* [YOUR OBJECTIVE] Copy each of the entries below faithfully, setting aside any pictures.

Entries with figure data
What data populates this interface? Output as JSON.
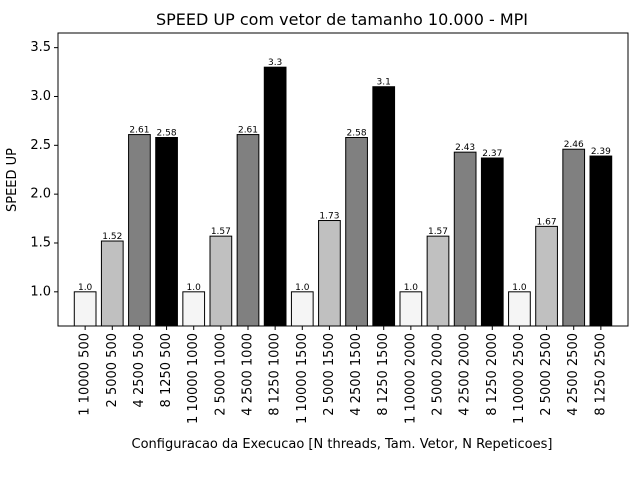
{
  "chart_data": {
    "type": "bar",
    "title": "SPEED UP com vetor de tamanho 10.000 - MPI",
    "xlabel": "Configuracao da Execucao [N threads, Tam. Vetor, N Repeticoes]",
    "ylabel": "SPEED UP",
    "ylim": [
      0.65,
      3.65
    ],
    "yticks": [
      1.0,
      1.5,
      2.0,
      2.5,
      3.0,
      3.5
    ],
    "ytick_labels": [
      "1.0",
      "1.5",
      "2.0",
      "2.5",
      "3.0",
      "3.5"
    ],
    "grid": false,
    "legend": "none",
    "categories": [
      "1 10000 500",
      "2 5000 500",
      "4 2500 500",
      "8 1250 500",
      "1 10000 1000",
      "2 5000 1000",
      "4 2500 1000",
      "8 1250 1000",
      "1 10000 1500",
      "2 5000 1500",
      "4 2500 1500",
      "8 1250 1500",
      "1 10000 2000",
      "2 5000 2000",
      "4 2500 2000",
      "8 1250 2000",
      "1 10000 2500",
      "2 5000 2500",
      "4 2500 2500",
      "8 1250 2500"
    ],
    "values": [
      1.0,
      1.52,
      2.61,
      2.58,
      1.0,
      1.57,
      2.61,
      3.3,
      1.0,
      1.73,
      2.58,
      3.1,
      1.0,
      1.57,
      2.43,
      2.37,
      1.0,
      1.67,
      2.46,
      2.39
    ],
    "value_labels": [
      "1.0",
      "1.52",
      "2.61",
      "2.58",
      "1.0",
      "1.57",
      "2.61",
      "3.3",
      "1.0",
      "1.73",
      "2.58",
      "3.1",
      "1.0",
      "1.57",
      "2.43",
      "2.37",
      "1.0",
      "1.67",
      "2.46",
      "2.39"
    ],
    "bar_colors": [
      "#f5f5f5",
      "#c0c0c0",
      "#808080",
      "#000000"
    ],
    "edge_color": "#000000"
  }
}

* [COMPLETED EXERCISE]
What data populates this interface? Output as JSON.
{
  "chart_data": {
    "type": "bar",
    "title": "SPEED UP com vetor de tamanho 10.000 - MPI",
    "xlabel": "Configuracao da Execucao [N threads, Tam. Vetor, N Repeticoes]",
    "ylabel": "SPEED UP",
    "ylim": [
      0.65,
      3.65
    ],
    "yticks": [
      1.0,
      1.5,
      2.0,
      2.5,
      3.0,
      3.5
    ],
    "ytick_labels": [
      "1.0",
      "1.5",
      "2.0",
      "2.5",
      "3.0",
      "3.5"
    ],
    "grid": false,
    "legend": "none",
    "categories": [
      "1 10000 500",
      "2 5000 500",
      "4 2500 500",
      "8 1250 500",
      "1 10000 1000",
      "2 5000 1000",
      "4 2500 1000",
      "8 1250 1000",
      "1 10000 1500",
      "2 5000 1500",
      "4 2500 1500",
      "8 1250 1500",
      "1 10000 2000",
      "2 5000 2000",
      "4 2500 2000",
      "8 1250 2000",
      "1 10000 2500",
      "2 5000 2500",
      "4 2500 2500",
      "8 1250 2500"
    ],
    "values": [
      1.0,
      1.52,
      2.61,
      2.58,
      1.0,
      1.57,
      2.61,
      3.3,
      1.0,
      1.73,
      2.58,
      3.1,
      1.0,
      1.57,
      2.43,
      2.37,
      1.0,
      1.67,
      2.46,
      2.39
    ],
    "value_labels": [
      "1.0",
      "1.52",
      "2.61",
      "2.58",
      "1.0",
      "1.57",
      "2.61",
      "3.3",
      "1.0",
      "1.73",
      "2.58",
      "3.1",
      "1.0",
      "1.57",
      "2.43",
      "2.37",
      "1.0",
      "1.67",
      "2.46",
      "2.39"
    ],
    "bar_colors": [
      "#f5f5f5",
      "#c0c0c0",
      "#808080",
      "#000000"
    ],
    "edge_color": "#000000"
  }
}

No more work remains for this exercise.